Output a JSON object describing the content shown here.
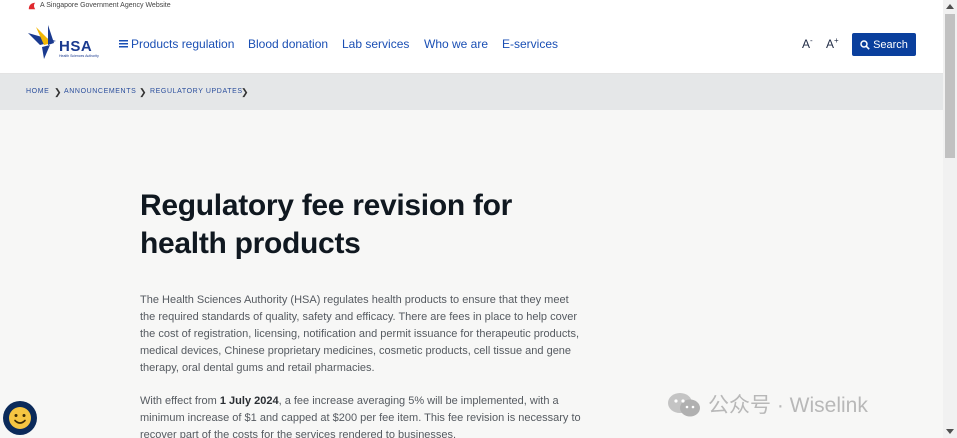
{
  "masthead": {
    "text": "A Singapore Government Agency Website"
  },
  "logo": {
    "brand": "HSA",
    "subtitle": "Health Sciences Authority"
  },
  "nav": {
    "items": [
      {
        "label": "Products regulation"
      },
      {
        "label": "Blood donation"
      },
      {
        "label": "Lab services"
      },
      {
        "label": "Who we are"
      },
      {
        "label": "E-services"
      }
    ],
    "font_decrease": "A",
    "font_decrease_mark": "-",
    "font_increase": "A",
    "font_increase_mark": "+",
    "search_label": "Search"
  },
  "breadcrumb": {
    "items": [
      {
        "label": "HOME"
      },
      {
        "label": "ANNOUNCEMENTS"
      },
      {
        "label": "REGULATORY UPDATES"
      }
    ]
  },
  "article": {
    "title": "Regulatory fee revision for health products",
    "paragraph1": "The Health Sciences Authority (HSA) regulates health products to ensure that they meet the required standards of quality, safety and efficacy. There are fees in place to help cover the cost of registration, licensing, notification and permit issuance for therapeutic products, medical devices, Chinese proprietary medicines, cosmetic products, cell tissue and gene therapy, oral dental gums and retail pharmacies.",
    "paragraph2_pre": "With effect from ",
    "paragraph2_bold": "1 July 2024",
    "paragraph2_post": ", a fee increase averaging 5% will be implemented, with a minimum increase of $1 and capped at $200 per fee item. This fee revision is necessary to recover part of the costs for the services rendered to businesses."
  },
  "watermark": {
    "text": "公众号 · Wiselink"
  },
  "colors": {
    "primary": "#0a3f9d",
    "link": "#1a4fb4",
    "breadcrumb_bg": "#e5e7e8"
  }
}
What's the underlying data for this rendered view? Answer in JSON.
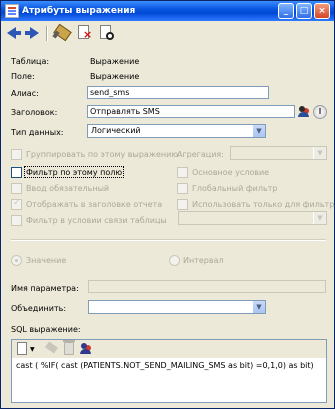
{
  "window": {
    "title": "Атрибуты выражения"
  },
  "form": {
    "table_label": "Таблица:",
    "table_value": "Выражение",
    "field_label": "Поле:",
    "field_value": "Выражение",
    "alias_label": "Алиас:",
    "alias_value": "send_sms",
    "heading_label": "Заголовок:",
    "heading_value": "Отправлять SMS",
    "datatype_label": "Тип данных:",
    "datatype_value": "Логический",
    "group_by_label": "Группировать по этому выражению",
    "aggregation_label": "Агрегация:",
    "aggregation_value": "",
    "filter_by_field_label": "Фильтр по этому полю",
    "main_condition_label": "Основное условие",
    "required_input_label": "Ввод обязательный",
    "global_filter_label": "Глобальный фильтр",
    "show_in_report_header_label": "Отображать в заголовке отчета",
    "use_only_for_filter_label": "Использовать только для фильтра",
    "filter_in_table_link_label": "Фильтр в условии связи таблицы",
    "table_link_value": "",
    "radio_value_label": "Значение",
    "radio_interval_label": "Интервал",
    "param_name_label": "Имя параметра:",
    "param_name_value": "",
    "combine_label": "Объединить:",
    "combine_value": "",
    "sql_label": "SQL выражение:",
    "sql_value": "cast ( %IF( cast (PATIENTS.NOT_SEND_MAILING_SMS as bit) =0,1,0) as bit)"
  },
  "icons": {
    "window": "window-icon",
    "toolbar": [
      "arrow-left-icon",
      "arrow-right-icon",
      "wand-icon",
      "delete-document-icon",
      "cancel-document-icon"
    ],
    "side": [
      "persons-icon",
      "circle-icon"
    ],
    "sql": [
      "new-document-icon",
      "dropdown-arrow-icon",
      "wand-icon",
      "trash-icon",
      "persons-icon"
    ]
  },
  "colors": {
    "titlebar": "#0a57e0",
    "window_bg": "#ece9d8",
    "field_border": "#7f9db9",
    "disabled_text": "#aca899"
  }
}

◆ **Problem statement**
What you return should be the entries from above, unchanged and without their images.

◆ **Exercise response**
Output a JSON object describing the content shown here.
{
  "masthead": {
    "text": "A Singapore Government Agency Website"
  },
  "logo": {
    "brand": "HSA",
    "subtitle": "Health Sciences Authority"
  },
  "nav": {
    "items": [
      {
        "label": "Products regulation"
      },
      {
        "label": "Blood donation"
      },
      {
        "label": "Lab services"
      },
      {
        "label": "Who we are"
      },
      {
        "label": "E-services"
      }
    ],
    "font_decrease": "A",
    "font_decrease_mark": "-",
    "font_increase": "A",
    "font_increase_mark": "+",
    "search_label": "Search"
  },
  "breadcrumb": {
    "items": [
      {
        "label": "HOME"
      },
      {
        "label": "ANNOUNCEMENTS"
      },
      {
        "label": "REGULATORY UPDATES"
      }
    ]
  },
  "article": {
    "title": "Regulatory fee revision for health products",
    "paragraph1": "The Health Sciences Authority (HSA) regulates health products to ensure that they meet the required standards of quality, safety and efficacy. There are fees in place to help cover the cost of registration, licensing, notification and permit issuance for therapeutic products, medical devices, Chinese proprietary medicines, cosmetic products, cell tissue and gene therapy, oral dental gums and retail pharmacies.",
    "paragraph2_pre": "With effect from ",
    "paragraph2_bold": "1 July 2024",
    "paragraph2_post": ", a fee increase averaging 5% will be implemented, with a minimum increase of $1 and capped at $200 per fee item. This fee revision is necessary to recover part of the costs for the services rendered to businesses."
  },
  "watermark": {
    "text": "公众号 · Wiselink"
  },
  "colors": {
    "primary": "#0a3f9d",
    "link": "#1a4fb4",
    "breadcrumb_bg": "#e5e7e8"
  }
}
What's the underlying data for this rendered view? Answer in JSON.
{
  "window": {
    "title": "Атрибуты выражения"
  },
  "form": {
    "table_label": "Таблица:",
    "table_value": "Выражение",
    "field_label": "Поле:",
    "field_value": "Выражение",
    "alias_label": "Алиас:",
    "alias_value": "send_sms",
    "heading_label": "Заголовок:",
    "heading_value": "Отправлять SMS",
    "datatype_label": "Тип данных:",
    "datatype_value": "Логический",
    "group_by_label": "Группировать по этому выражению",
    "aggregation_label": "Агрегация:",
    "aggregation_value": "",
    "filter_by_field_label": "Фильтр по этому полю",
    "main_condition_label": "Основное условие",
    "required_input_label": "Ввод обязательный",
    "global_filter_label": "Глобальный фильтр",
    "show_in_report_header_label": "Отображать в заголовке отчета",
    "use_only_for_filter_label": "Использовать только для фильтра",
    "filter_in_table_link_label": "Фильтр в условии связи таблицы",
    "table_link_value": "",
    "radio_value_label": "Значение",
    "radio_interval_label": "Интервал",
    "param_name_label": "Имя параметра:",
    "param_name_value": "",
    "combine_label": "Объединить:",
    "combine_value": "",
    "sql_label": "SQL выражение:",
    "sql_value": "cast ( %IF( cast (PATIENTS.NOT_SEND_MAILING_SMS as bit) =0,1,0) as bit)"
  },
  "icons": {
    "window": "window-icon",
    "toolbar": [
      "arrow-left-icon",
      "arrow-right-icon",
      "wand-icon",
      "delete-document-icon",
      "cancel-document-icon"
    ],
    "side": [
      "persons-icon",
      "circle-icon"
    ],
    "sql": [
      "new-document-icon",
      "dropdown-arrow-icon",
      "wand-icon",
      "trash-icon",
      "persons-icon"
    ]
  },
  "colors": {
    "titlebar": "#0a57e0",
    "window_bg": "#ece9d8",
    "field_border": "#7f9db9",
    "disabled_text": "#aca899"
  }
}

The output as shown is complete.